- Coat of arms
- Location of Illesheim within Neustadt a.d.Aisch-Bad Windsheim district
- Location of Illesheim
- Illesheim Illesheim
- Coordinates: 49°28′N 10°23′E﻿ / ﻿49.467°N 10.383°E
- Country: Germany
- State: Bavaria
- Admin. region: Mittelfranken
- District: Neustadt a.d.Aisch-Bad Windsheim
- Municipal assoc.: Burgbernheim
- Subdivisions: 4 Ortsteile

Government
- • Mayor (2020–26): Roland Scheibenberger

Area
- • Total: 21.42 km^{2} (8.27 sq mi)
- Elevation: 321 m (1,053 ft)

Population (2023-12-31)
- • Total: 962
- • Density: 44.9/km^{2} (116/sq mi)
- Time zone: UTC+01:00 (CET)
- • Summer (DST): UTC+02:00 (CEST)
- Postal codes: 91471
- Dialling codes: 09841
- Vehicle registration: NEA
- Website: www.illesheim.de

= Illesheim =

Illesheim (/de/, also known locally as Illesa), founded 1283 AD, is a municipality in the district of Neustadt (Aisch)-Bad Windsheim in Bavaria in Germany. The earliest leader affiliated with Illesheim's foundation was Götz von Berlichingen, known as "the Knight with the Iron Hand". It lies 6 kilometers west of Bad Windsheim and 11 kilometers east of the A7 motorway.

AVAILABLE DATA:

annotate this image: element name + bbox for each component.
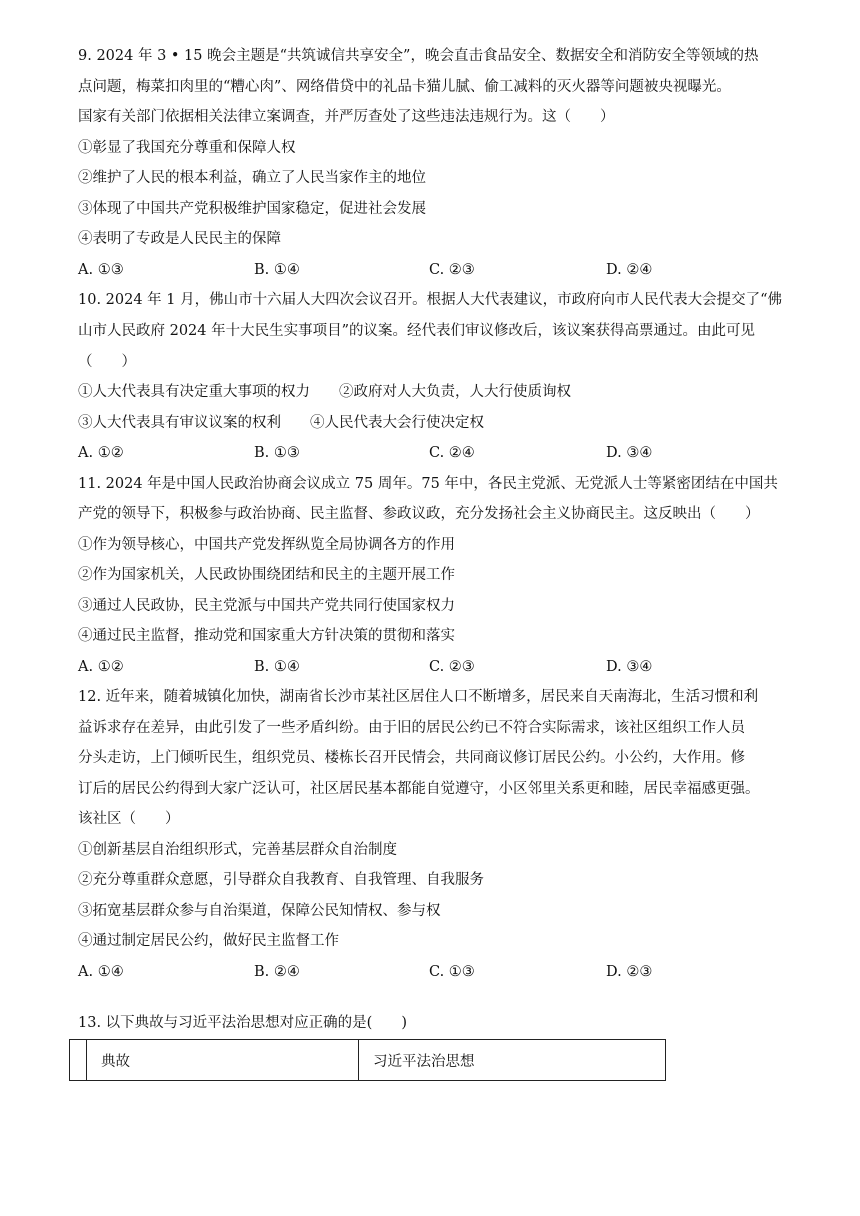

WRITTEN REQUEST: Carry on the article on Illesheim from its final sentence. The data above has no connection to the article on Illesheim.

EXPECTED OUTPUT:
Illesheim has one train station, a stop on the Regionalbahn system. Its Rathaus (townhall) is open Wednesday afternoons and has some interesting historical items. This small town adjoins the northwestern edge of the U.S. Army's Storck Barracks and the Illesheim AAF, a U.S. Army helicopter airfield. The airfield previously belonged to the Luftwaffe until its capture in 1945.

Illesheim is primarily an agricultural town. The even smaller hamlet of Urfersheim sits to its southeast, adjoining the opposite side of the airfield.

On Illesheim's crest (in German, Wappen), the Wheel represents Illesheim at the center with the five wheel spokes pointing toward other smaller neighboring communities linked to the town Illesheim. The knife above represents Saint Bartholomew, who is the patron saint for the church in neighboring Urfersheim. The cross represents Saint Gumbertus, the patron saint for the church in the hamlet of Westheim (southeast of Urfersheim).
==Mayor==

The mayor of Illesheim is Roland Scheibenberger, elected in March 2020.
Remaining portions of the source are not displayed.